**MATERIAL FOR THE TASK**
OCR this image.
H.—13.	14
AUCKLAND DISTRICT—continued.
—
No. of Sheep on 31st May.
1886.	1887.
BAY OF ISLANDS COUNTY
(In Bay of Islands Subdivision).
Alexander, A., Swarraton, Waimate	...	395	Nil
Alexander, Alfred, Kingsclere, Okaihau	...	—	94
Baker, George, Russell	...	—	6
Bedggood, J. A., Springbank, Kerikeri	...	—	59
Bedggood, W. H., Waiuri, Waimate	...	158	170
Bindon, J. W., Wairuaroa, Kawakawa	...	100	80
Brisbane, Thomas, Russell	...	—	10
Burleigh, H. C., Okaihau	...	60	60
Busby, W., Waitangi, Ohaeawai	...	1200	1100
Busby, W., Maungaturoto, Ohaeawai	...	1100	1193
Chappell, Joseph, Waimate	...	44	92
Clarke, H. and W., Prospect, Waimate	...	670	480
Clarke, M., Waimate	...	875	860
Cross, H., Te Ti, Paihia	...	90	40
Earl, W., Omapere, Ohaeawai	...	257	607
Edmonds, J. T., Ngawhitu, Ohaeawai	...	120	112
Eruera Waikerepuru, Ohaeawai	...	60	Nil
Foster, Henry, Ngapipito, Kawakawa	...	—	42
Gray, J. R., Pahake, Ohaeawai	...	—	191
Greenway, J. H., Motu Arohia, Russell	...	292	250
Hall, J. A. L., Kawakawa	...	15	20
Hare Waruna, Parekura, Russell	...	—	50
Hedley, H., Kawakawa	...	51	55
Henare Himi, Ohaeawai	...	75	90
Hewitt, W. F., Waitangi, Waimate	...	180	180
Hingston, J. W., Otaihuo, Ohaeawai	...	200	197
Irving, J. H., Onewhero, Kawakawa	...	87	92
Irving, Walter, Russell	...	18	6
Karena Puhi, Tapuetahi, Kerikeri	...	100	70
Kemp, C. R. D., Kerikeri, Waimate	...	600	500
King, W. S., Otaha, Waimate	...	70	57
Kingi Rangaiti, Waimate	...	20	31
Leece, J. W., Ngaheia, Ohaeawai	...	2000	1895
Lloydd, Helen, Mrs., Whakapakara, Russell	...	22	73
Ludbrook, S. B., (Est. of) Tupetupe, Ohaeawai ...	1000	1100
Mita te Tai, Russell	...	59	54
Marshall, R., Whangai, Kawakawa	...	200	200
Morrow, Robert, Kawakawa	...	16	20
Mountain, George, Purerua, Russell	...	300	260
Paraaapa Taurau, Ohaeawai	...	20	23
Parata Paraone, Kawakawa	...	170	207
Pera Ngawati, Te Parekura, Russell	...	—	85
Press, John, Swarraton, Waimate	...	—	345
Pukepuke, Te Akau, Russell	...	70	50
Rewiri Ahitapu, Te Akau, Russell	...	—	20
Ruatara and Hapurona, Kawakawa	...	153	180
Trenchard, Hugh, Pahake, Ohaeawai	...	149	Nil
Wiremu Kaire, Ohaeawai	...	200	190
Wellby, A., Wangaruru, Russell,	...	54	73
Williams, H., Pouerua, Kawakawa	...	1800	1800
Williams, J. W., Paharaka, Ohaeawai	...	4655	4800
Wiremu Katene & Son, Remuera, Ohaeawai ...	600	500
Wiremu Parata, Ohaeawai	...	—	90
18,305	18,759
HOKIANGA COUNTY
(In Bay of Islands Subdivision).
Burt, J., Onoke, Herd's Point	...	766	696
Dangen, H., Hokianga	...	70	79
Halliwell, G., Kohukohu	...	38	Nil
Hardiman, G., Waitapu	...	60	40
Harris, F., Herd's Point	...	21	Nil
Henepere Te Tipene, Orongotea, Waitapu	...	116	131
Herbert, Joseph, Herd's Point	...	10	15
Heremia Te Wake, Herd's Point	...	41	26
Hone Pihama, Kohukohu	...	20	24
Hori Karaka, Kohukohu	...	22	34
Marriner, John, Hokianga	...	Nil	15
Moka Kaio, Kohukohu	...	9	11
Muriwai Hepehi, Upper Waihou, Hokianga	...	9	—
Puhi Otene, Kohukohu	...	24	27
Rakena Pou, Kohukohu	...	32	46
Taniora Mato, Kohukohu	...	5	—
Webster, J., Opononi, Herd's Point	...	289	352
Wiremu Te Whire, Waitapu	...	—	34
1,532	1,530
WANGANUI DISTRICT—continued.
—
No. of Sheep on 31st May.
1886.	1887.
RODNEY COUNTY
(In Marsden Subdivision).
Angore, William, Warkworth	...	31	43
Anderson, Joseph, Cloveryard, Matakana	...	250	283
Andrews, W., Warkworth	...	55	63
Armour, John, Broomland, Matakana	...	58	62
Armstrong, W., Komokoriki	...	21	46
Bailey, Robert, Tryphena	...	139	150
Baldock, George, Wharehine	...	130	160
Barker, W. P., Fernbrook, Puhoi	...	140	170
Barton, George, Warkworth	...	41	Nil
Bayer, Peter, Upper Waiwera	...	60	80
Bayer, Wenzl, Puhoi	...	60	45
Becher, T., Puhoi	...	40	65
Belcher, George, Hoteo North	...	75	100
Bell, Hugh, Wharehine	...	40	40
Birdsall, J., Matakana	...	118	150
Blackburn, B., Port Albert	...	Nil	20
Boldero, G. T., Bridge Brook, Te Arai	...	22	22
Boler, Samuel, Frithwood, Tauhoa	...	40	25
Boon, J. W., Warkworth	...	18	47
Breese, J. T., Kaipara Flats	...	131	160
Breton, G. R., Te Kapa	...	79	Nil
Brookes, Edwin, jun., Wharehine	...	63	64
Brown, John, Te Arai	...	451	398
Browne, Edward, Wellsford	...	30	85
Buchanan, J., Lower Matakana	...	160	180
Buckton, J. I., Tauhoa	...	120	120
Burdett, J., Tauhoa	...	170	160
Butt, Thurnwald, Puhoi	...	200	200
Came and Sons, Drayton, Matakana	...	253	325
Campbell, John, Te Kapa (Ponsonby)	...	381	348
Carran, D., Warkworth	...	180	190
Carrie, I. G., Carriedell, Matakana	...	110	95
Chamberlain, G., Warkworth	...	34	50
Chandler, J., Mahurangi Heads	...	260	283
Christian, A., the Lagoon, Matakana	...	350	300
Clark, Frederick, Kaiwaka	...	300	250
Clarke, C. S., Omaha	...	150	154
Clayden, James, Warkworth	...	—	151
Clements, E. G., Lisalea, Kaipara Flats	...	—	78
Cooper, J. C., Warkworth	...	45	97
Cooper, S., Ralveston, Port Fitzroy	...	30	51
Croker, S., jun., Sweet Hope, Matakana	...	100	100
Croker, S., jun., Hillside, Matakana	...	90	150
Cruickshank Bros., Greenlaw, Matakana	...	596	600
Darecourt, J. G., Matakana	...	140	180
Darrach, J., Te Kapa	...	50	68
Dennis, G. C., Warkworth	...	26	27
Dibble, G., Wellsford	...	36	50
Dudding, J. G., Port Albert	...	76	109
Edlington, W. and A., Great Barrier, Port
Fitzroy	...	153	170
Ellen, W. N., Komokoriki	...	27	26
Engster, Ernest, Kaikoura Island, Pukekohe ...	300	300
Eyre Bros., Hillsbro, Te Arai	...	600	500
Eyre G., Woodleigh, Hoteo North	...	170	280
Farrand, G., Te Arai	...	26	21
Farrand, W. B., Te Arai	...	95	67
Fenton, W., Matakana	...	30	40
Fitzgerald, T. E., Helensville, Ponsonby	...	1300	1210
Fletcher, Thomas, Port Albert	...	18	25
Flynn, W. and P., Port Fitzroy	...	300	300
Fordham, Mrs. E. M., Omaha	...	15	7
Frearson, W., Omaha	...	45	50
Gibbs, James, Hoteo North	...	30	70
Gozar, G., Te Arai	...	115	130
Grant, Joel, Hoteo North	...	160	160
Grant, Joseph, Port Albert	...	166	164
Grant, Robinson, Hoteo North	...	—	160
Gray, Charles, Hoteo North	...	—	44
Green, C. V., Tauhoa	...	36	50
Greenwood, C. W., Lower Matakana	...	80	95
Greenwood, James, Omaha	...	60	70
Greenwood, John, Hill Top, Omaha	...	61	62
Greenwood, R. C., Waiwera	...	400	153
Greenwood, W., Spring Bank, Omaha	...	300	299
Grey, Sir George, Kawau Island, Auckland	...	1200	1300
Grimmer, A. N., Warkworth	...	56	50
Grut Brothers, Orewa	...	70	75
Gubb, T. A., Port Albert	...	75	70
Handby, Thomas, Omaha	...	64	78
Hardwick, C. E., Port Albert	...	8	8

**TASK TO COMPLETE**
Find every line that holds "Kerikeri" and copy it.

**ANSWER TO THIS EXERCISE**
Bedggood, J. A., Springbank, Kerikeri	...	—	59
Karena Puhi, Tapuetahi, Kerikeri	...	100	70
Kemp, C. R. D., Kerikeri, Waimate	...	600	500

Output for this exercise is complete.